Given information ->
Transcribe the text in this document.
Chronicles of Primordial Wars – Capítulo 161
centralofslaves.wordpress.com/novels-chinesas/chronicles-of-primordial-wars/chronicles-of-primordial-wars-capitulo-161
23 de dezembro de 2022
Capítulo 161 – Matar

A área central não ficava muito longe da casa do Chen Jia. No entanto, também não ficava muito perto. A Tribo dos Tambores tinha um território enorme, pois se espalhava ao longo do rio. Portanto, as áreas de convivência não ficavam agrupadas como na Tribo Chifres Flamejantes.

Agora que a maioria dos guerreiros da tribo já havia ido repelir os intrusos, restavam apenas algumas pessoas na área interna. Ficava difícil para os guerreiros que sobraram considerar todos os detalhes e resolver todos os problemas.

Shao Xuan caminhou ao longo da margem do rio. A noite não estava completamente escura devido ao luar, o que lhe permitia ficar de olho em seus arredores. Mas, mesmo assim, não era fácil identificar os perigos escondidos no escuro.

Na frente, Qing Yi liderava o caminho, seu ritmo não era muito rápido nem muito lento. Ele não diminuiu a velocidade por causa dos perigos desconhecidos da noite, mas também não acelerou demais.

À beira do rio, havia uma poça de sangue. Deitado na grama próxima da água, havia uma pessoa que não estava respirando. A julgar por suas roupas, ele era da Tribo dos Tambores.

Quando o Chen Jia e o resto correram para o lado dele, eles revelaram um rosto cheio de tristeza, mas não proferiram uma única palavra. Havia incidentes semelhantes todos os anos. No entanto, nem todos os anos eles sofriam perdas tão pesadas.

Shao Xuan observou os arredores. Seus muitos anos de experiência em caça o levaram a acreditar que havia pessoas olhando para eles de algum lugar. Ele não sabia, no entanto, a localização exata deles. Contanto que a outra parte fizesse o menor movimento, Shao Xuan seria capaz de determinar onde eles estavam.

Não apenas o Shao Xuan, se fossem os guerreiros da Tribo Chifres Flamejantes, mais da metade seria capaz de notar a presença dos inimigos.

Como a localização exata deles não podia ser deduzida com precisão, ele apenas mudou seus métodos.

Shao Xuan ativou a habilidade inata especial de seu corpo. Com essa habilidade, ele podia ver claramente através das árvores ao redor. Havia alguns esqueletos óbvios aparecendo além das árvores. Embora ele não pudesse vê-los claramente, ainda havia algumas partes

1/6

What the task asks -> Transcribe every entry word for word.

Answer to this task ->
Transcribe the text in this document.
Chronicles of Primordial Wars – Capítulo 161
centralofslaves.wordpress.com/novels-chinesas/chronicles-of-primordial-wars/chronicles-of-primordial-wars-capitulo-161
23 de dezembro de 2022
Capítulo 161 – Matar

A área central não ficava muito longe da casa do Chen Jia. No entanto, também não ficava muito perto. A Tribo dos Tambores tinha um território enorme, pois se espalhava ao longo do rio. Portanto, as áreas de convivência não ficavam agrupadas como na Tribo Chifres Flamejantes.

Agora que a maioria dos guerreiros da tribo já havia ido repelir os intrusos, restavam apenas algumas pessoas na área interna. Ficava difícil para os guerreiros que sobraram considerar todos os detalhes e resolver todos os problemas.

Shao Xuan caminhou ao longo da margem do rio. A noite não estava completamente escura devido ao luar, o que lhe permitia ficar de olho em seus arredores. Mas, mesmo assim, não era fácil identificar os perigos escondidos no escuro.

Na frente, Qing Yi liderava o caminho, seu ritmo não era muito rápido nem muito lento. Ele não diminuiu a velocidade por causa dos perigos desconhecidos da noite, mas também não acelerou demais.

À beira do rio, havia uma poça de sangue. Deitado na grama próxima da água, havia uma pessoa que não estava respirando. A julgar por suas roupas, ele era da Tribo dos Tambores.

Quando o Chen Jia e o resto correram para o lado dele, eles revelaram um rosto cheio de tristeza, mas não proferiram uma única palavra. Havia incidentes semelhantes todos os anos. No entanto, nem todos os anos eles sofriam perdas tão pesadas.

Shao Xuan observou os arredores. Seus muitos anos de experiência em caça o levaram a acreditar que havia pessoas olhando para eles de algum lugar. Ele não sabia, no entanto, a localização exata deles. Contanto que a outra parte fizesse o menor movimento, Shao Xuan seria capaz de determinar onde eles estavam.

Não apenas o Shao Xuan, se fossem os guerreiros da Tribo Chifres Flamejantes, mais da metade seria capaz de notar a presença dos inimigos.

Como a localização exata deles não podia ser deduzida com precisão, ele apenas mudou seus métodos.

Shao Xuan ativou a habilidade inata especial de seu corpo. Com essa habilidade, ele podia ver claramente através das árvores ao redor. Havia alguns esqueletos óbvios aparecendo além das árvores. Embora ele não pudesse vê-los claramente, ainda havia algumas partes

1/6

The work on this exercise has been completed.